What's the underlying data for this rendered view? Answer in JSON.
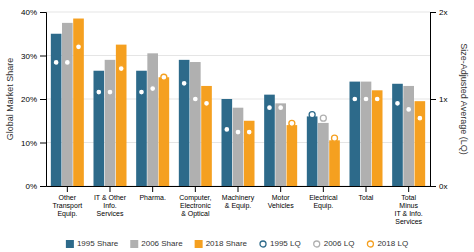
{
  "chart_data": {
    "type": "bar",
    "categories": [
      "Other\nTransport\nEquip.",
      "IT & Other\nInfo.\nServices",
      "Pharma.",
      "Computer,\nElectronic\n& Optical",
      "Machinery\n& Equip.",
      "Motor\nVehicles",
      "Electrical\nEquip.",
      "Total",
      "Total\nMinus\nIT & Info.\nServices"
    ],
    "series": [
      {
        "name": "1995 Share",
        "color": "#2d6a8a",
        "values": [
          35,
          26.5,
          26.5,
          29,
          20,
          21,
          16,
          24,
          23.5
        ]
      },
      {
        "name": "2006 Share",
        "color": "#b0b0b0",
        "values": [
          37.5,
          29,
          30.5,
          28.5,
          18,
          19,
          14.5,
          24,
          23
        ]
      },
      {
        "name": "2018 Share",
        "color": "#f5a020",
        "values": [
          38.5,
          32.5,
          25,
          23,
          15,
          14,
          10.5,
          22,
          19.5
        ]
      },
      {
        "name": "1995 LQ",
        "color": "#2d6a8a",
        "type": "scatter",
        "marker": "circle",
        "axis": "y2",
        "values": [
          1.42,
          1.08,
          1.08,
          1.18,
          0.65,
          0.9,
          0.82,
          1.0,
          0.95
        ]
      },
      {
        "name": "2006 LQ",
        "color": "#b0b0b0",
        "type": "scatter",
        "marker": "circle",
        "axis": "y2",
        "values": [
          1.42,
          1.08,
          1.12,
          1.0,
          0.62,
          0.9,
          0.78,
          1.0,
          0.88
        ]
      },
      {
        "name": "2018 LQ",
        "color": "#f5a020",
        "type": "scatter",
        "marker": "circle",
        "axis": "y2",
        "values": [
          1.6,
          1.35,
          1.25,
          0.95,
          0.62,
          0.72,
          0.55,
          1.0,
          0.78
        ]
      }
    ],
    "ylabel": "Global Market Share",
    "y2label": "Size-Adjusted Average (LQ)",
    "ylim": [
      0,
      40
    ],
    "yticks": [
      {
        "value": 0,
        "label": "0%"
      },
      {
        "value": 10,
        "label": "10%"
      },
      {
        "value": 20,
        "label": "20%"
      },
      {
        "value": 30,
        "label": "30%"
      },
      {
        "value": 40,
        "label": "40%"
      }
    ],
    "y2lim": [
      0,
      2
    ],
    "y2ticks": [
      {
        "value": 0,
        "label": "0x"
      },
      {
        "value": 1,
        "label": "1x"
      },
      {
        "value": 2,
        "label": "2x"
      }
    ],
    "grid": true,
    "legend": "bottom"
  }
}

▶ Objective:
Repeat the records above exactly, omitting every picture.

▶ Result for this exercise:
What's the underlying data for this rendered view? Answer in JSON.
{
  "chart_data": {
    "type": "bar",
    "categories": [
      "Other\nTransport\nEquip.",
      "IT & Other\nInfo.\nServices",
      "Pharma.",
      "Computer,\nElectronic\n& Optical",
      "Machinery\n& Equip.",
      "Motor\nVehicles",
      "Electrical\nEquip.",
      "Total",
      "Total\nMinus\nIT & Info.\nServices"
    ],
    "series": [
      {
        "name": "1995 Share",
        "color": "#2d6a8a",
        "values": [
          35,
          26.5,
          26.5,
          29,
          20,
          21,
          16,
          24,
          23.5
        ]
      },
      {
        "name": "2006 Share",
        "color": "#b0b0b0",
        "values": [
          37.5,
          29,
          30.5,
          28.5,
          18,
          19,
          14.5,
          24,
          23
        ]
      },
      {
        "name": "2018 Share",
        "color": "#f5a020",
        "values": [
          38.5,
          32.5,
          25,
          23,
          15,
          14,
          10.5,
          22,
          19.5
        ]
      },
      {
        "name": "1995 LQ",
        "color": "#2d6a8a",
        "type": "scatter",
        "marker": "circle",
        "axis": "y2",
        "values": [
          1.42,
          1.08,
          1.08,
          1.18,
          0.65,
          0.9,
          0.82,
          1.0,
          0.95
        ]
      },
      {
        "name": "2006 LQ",
        "color": "#b0b0b0",
        "type": "scatter",
        "marker": "circle",
        "axis": "y2",
        "values": [
          1.42,
          1.08,
          1.12,
          1.0,
          0.62,
          0.9,
          0.78,
          1.0,
          0.88
        ]
      },
      {
        "name": "2018 LQ",
        "color": "#f5a020",
        "type": "scatter",
        "marker": "circle",
        "axis": "y2",
        "values": [
          1.6,
          1.35,
          1.25,
          0.95,
          0.62,
          0.72,
          0.55,
          1.0,
          0.78
        ]
      }
    ],
    "ylabel": "Global Market Share",
    "y2label": "Size-Adjusted Average (LQ)",
    "ylim": [
      0,
      40
    ],
    "yticks": [
      {
        "value": 0,
        "label": "0%"
      },
      {
        "value": 10,
        "label": "10%"
      },
      {
        "value": 20,
        "label": "20%"
      },
      {
        "value": 30,
        "label": "30%"
      },
      {
        "value": 40,
        "label": "40%"
      }
    ],
    "y2lim": [
      0,
      2
    ],
    "y2ticks": [
      {
        "value": 0,
        "label": "0x"
      },
      {
        "value": 1,
        "label": "1x"
      },
      {
        "value": 2,
        "label": "2x"
      }
    ],
    "grid": true,
    "legend": "bottom"
  }
}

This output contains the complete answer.